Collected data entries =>
>>>

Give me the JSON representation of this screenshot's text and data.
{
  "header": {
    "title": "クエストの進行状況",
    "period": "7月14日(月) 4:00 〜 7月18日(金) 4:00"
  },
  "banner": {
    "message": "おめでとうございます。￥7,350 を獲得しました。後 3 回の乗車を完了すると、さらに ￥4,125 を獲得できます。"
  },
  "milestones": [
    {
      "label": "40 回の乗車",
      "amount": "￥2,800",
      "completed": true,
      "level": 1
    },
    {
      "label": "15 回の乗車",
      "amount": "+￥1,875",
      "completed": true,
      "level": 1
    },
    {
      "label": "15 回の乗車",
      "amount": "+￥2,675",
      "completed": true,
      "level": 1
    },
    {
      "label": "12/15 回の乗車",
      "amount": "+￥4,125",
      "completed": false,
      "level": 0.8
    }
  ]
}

<<<

Search the listing for the string "label". Copy each line where it turns up.

EXERCISE OUTPUT =>
      "label": "40 回の乗車",
      "label": "15 回の乗車",
      "label": "15 回の乗車",
      "label": "12/15 回の乗車",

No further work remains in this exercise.